SET EXERCISE
What is the number of lines in the entries that include the word "screenshot"? Respond with the number only.

[RECORDS TO PROCESS start]

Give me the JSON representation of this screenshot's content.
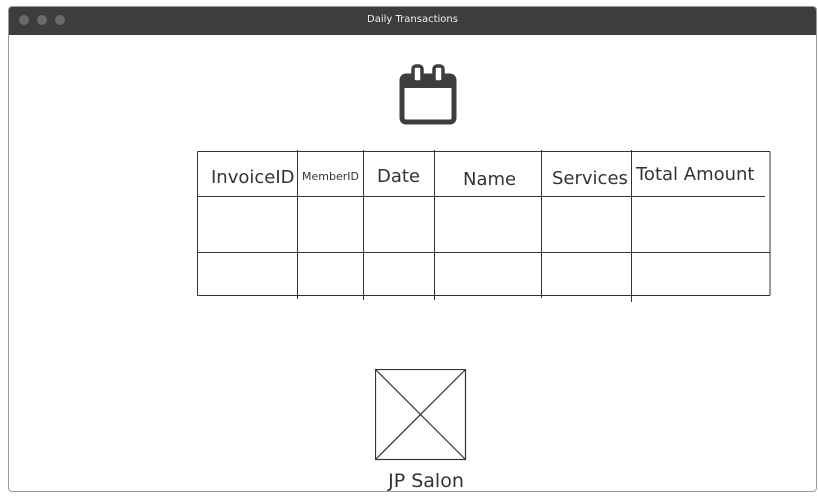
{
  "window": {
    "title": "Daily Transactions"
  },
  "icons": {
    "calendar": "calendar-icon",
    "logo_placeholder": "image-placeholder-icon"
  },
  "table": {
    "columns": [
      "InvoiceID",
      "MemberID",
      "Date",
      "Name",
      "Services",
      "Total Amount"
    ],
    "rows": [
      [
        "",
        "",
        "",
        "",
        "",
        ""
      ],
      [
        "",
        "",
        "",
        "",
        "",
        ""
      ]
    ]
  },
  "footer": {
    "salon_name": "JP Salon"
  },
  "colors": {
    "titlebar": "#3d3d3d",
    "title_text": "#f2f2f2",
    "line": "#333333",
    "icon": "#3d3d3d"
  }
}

[RECORDS TO PROCESS end]
[RECORDS TO PROCESS start]

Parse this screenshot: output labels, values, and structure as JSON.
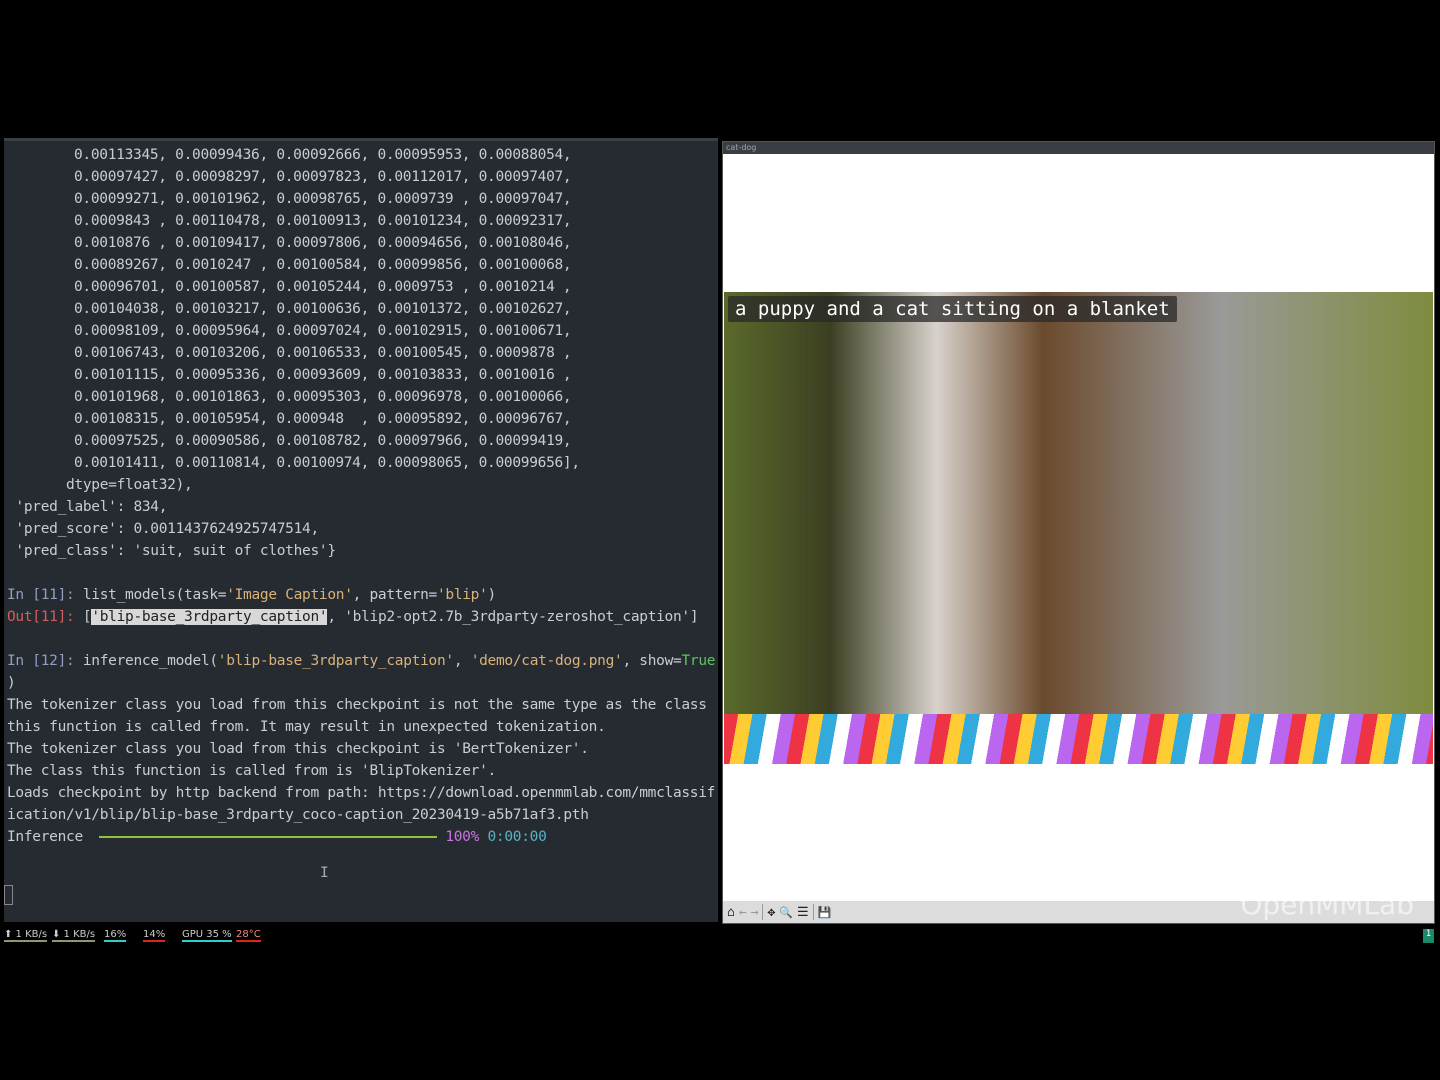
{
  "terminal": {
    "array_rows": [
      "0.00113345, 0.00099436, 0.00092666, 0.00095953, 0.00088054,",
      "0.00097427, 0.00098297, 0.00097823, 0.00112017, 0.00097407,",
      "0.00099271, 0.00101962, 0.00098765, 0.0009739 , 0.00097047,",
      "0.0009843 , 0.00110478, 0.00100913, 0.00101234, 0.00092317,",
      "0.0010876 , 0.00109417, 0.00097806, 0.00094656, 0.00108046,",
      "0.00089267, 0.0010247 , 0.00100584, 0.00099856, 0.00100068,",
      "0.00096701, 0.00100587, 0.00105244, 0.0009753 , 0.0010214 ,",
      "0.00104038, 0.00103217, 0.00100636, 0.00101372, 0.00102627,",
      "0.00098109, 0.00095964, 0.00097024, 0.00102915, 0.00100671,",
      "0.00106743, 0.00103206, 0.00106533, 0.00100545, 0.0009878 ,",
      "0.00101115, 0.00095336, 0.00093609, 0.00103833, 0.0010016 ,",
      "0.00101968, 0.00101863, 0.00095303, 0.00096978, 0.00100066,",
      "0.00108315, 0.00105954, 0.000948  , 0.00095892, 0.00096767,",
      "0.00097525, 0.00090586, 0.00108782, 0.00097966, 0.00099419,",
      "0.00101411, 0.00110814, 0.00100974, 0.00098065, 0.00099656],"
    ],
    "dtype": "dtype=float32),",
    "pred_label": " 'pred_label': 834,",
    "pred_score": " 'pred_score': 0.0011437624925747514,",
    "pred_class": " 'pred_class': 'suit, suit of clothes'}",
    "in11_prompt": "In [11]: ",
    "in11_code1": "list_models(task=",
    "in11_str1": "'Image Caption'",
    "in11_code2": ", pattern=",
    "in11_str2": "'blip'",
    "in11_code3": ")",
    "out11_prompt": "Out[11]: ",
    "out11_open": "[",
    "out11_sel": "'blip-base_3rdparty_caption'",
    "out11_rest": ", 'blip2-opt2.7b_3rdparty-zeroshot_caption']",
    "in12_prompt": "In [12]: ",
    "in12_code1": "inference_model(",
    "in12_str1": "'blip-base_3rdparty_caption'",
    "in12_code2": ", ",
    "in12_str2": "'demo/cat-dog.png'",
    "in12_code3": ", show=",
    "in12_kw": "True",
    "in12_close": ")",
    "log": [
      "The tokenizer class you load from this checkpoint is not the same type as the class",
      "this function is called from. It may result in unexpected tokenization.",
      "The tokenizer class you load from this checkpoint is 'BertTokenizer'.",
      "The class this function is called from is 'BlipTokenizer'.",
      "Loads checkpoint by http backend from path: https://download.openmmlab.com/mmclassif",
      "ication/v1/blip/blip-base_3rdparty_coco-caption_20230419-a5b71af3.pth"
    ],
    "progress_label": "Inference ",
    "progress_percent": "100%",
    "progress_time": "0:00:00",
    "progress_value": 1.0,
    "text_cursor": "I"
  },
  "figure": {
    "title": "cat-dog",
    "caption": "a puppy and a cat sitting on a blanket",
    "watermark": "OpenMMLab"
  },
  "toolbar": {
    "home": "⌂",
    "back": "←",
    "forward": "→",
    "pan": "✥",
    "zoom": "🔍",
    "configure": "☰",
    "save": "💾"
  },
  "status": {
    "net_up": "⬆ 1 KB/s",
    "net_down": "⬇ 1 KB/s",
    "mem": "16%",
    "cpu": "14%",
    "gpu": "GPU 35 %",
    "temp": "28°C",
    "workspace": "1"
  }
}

[RECORDS TO PROCESS end]

EXERCISE OUTPUT
2